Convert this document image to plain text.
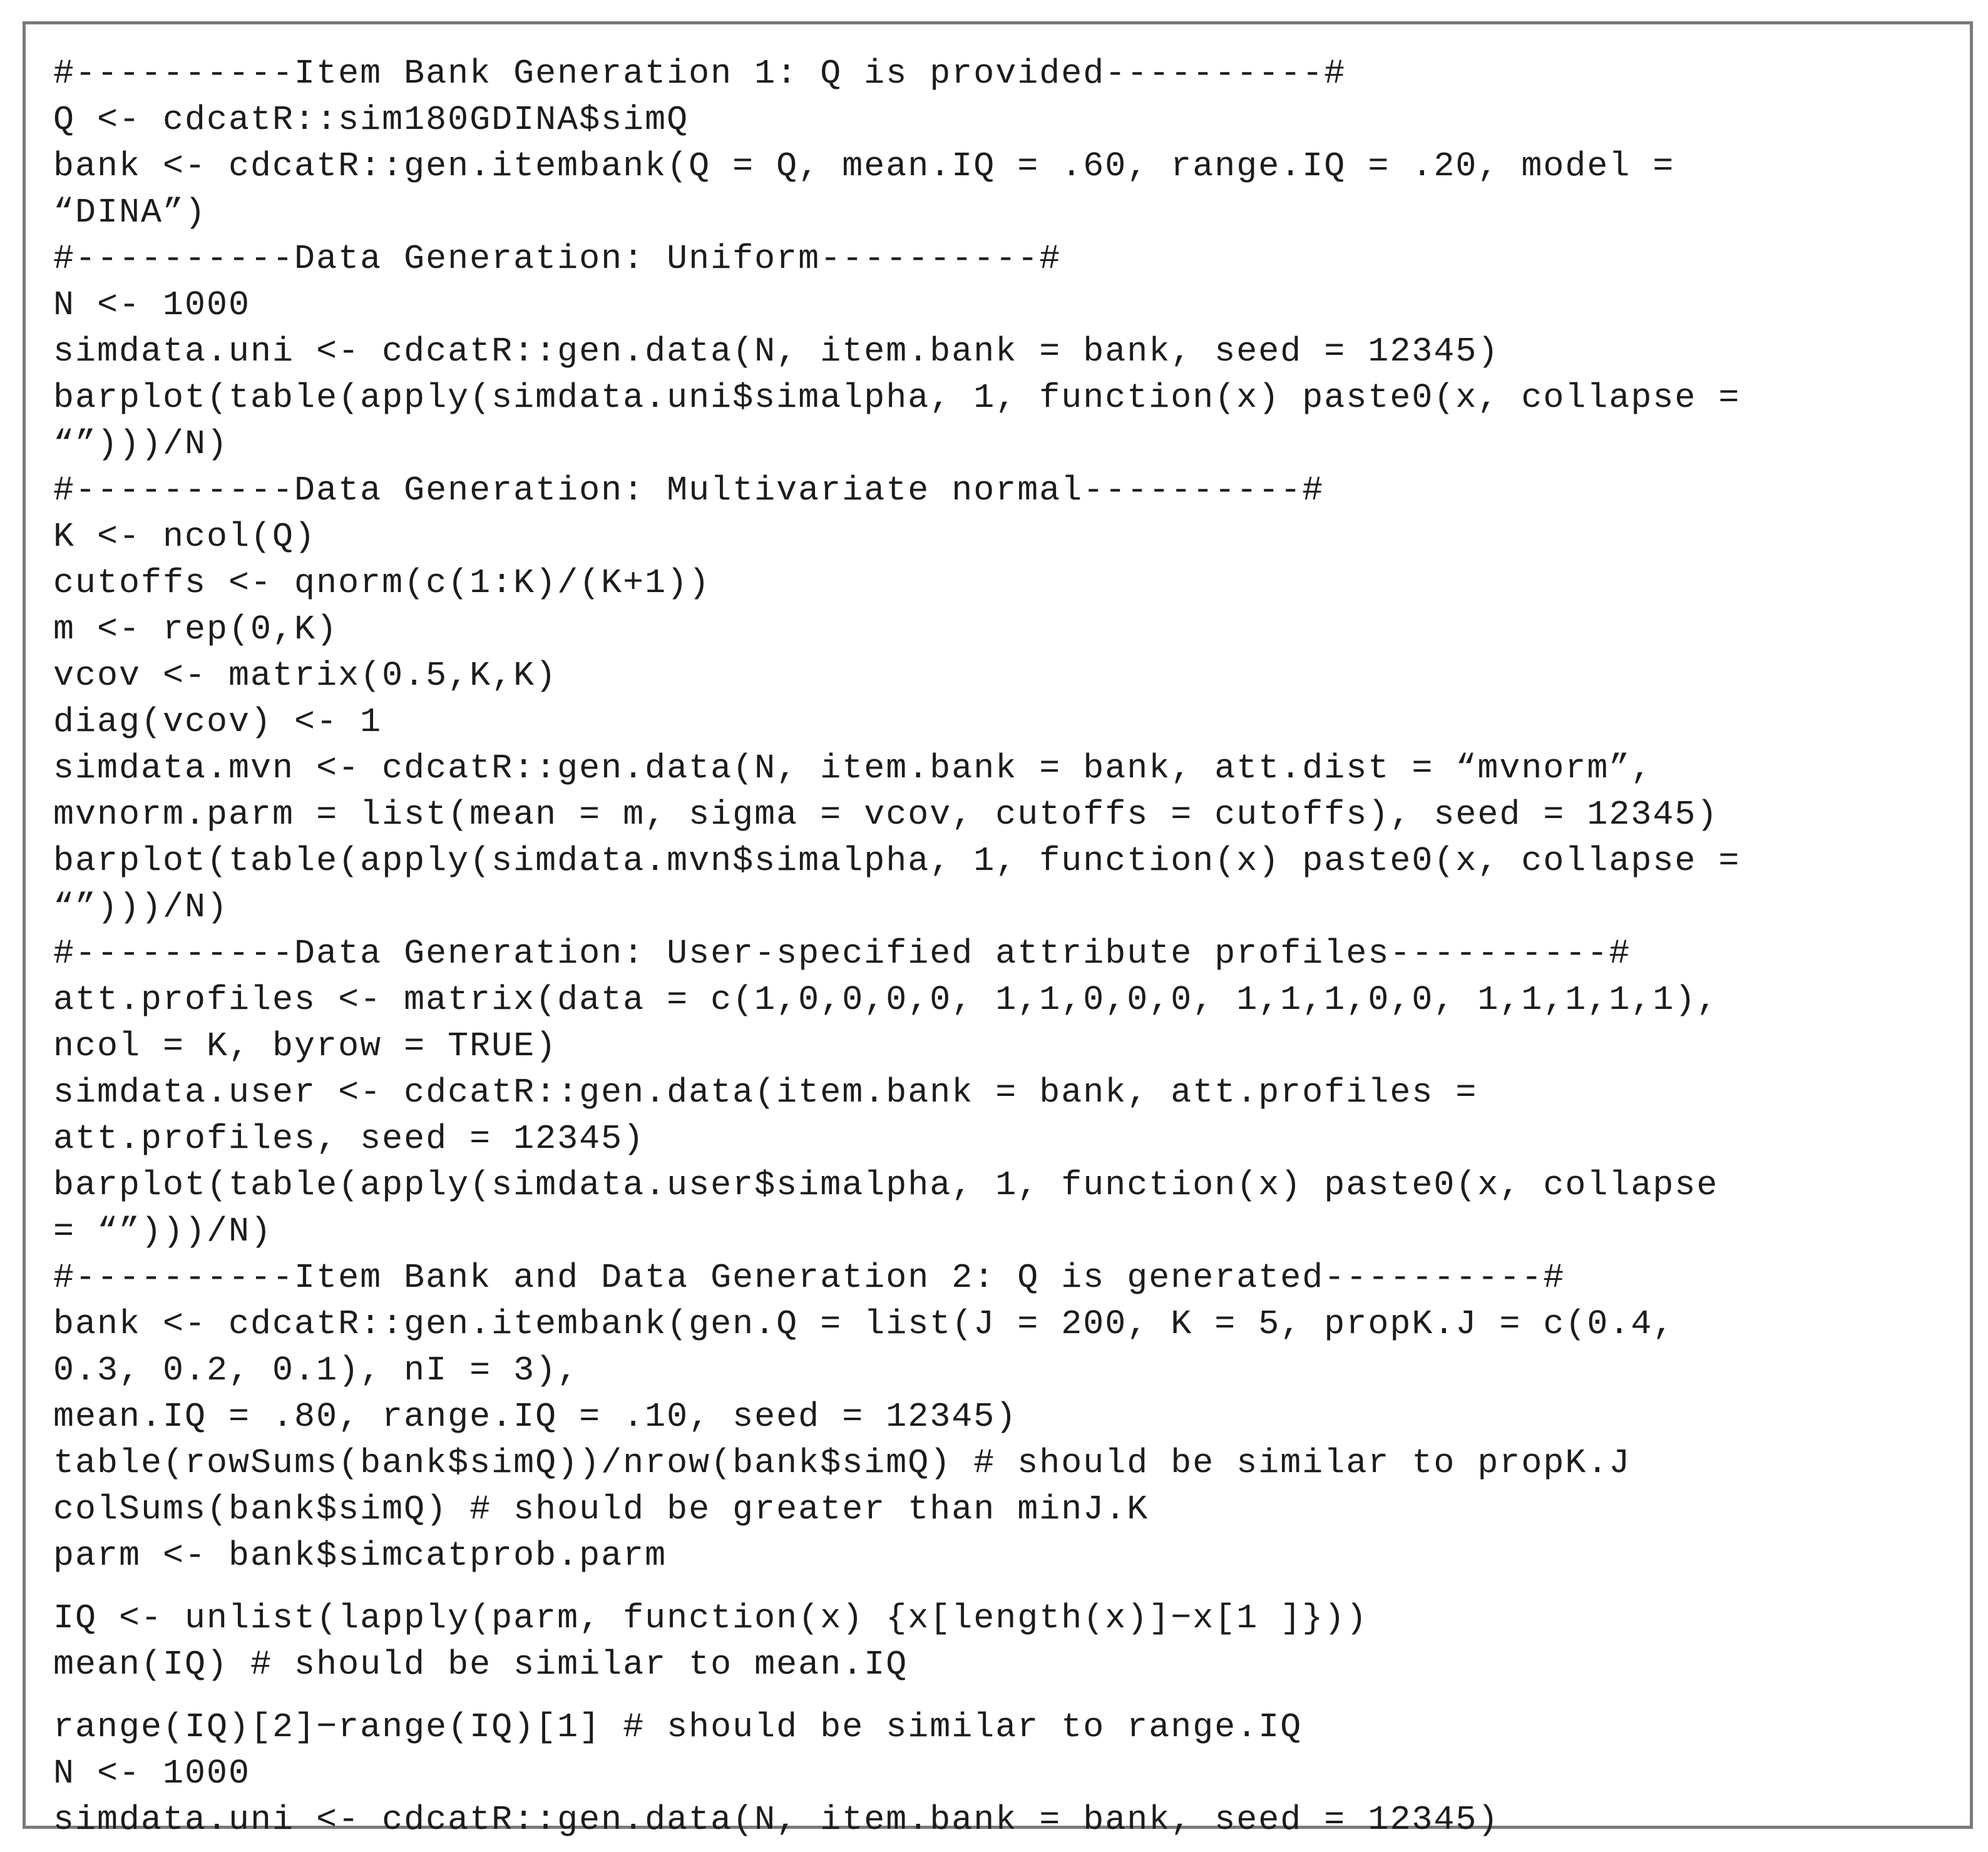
#----------Item Bank Generation 1: Q is provided----------#
Q <- cdcatR::sim180GDINA$simQ
bank <- cdcatR::gen.itembank(Q = Q, mean.IQ = .60, range.IQ = .20, model =
“DINA”)
#----------Data Generation: Uniform----------#
N <- 1000
simdata.uni <- cdcatR::gen.data(N, item.bank = bank, seed = 12345)
barplot(table(apply(simdata.uni$simalpha, 1, function(x) paste0(x, collapse =
“”)))/N)
#----------Data Generation: Multivariate normal----------#
K <- ncol(Q)
cutoffs <- qnorm(c(1:K)/(K+1))
m <- rep(0,K)
vcov <- matrix(0.5,K,K)
diag(vcov) <- 1
simdata.mvn <- cdcatR::gen.data(N, item.bank = bank, att.dist = “mvnorm”,
mvnorm.parm = list(mean = m, sigma = vcov, cutoffs = cutoffs), seed = 12345)
barplot(table(apply(simdata.mvn$simalpha, 1, function(x) paste0(x, collapse =
“”)))/N)
#----------Data Generation: User-specified attribute profiles----------#
att.profiles <- matrix(data = c(1,0,0,0,0, 1,1,0,0,0, 1,1,1,0,0, 1,1,1,1,1),
ncol = K, byrow = TRUE)
simdata.user <- cdcatR::gen.data(item.bank = bank, att.profiles =
att.profiles, seed = 12345)
barplot(table(apply(simdata.user$simalpha, 1, function(x) paste0(x, collapse
= “”)))/N)
#----------Item Bank and Data Generation 2: Q is generated----------#
bank <- cdcatR::gen.itembank(gen.Q = list(J = 200, K = 5, propK.J = c(0.4,
0.3, 0.2, 0.1), nI = 3),
mean.IQ = .80, range.IQ = .10, seed = 12345)
table(rowSums(bank$simQ))/nrow(bank$simQ) # should be similar to propK.J
colSums(bank$simQ) # should be greater than minJ.K
parm <- bank$simcatprob.parm
IQ <- unlist(lapply(parm, function(x) {x[length(x)]−x[1 ]}))
mean(IQ) # should be similar to mean.IQ
range(IQ)[2]−range(IQ)[1] # should be similar to range.IQ
N <- 1000
simdata.uni <- cdcatR::gen.data(N, item.bank = bank, seed = 12345)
----
◆ What you will do
Locate all lines holding the word "collapse", then copy them out.

◆ Answer to this problem
barplot(table(apply(simdata.uni$simalpha, 1, function(x) paste0(x, collapse =
barplot(table(apply(simdata.mvn$simalpha, 1, function(x) paste0(x, collapse =
barplot(table(apply(simdata.user$simalpha, 1, function(x) paste0(x, collapse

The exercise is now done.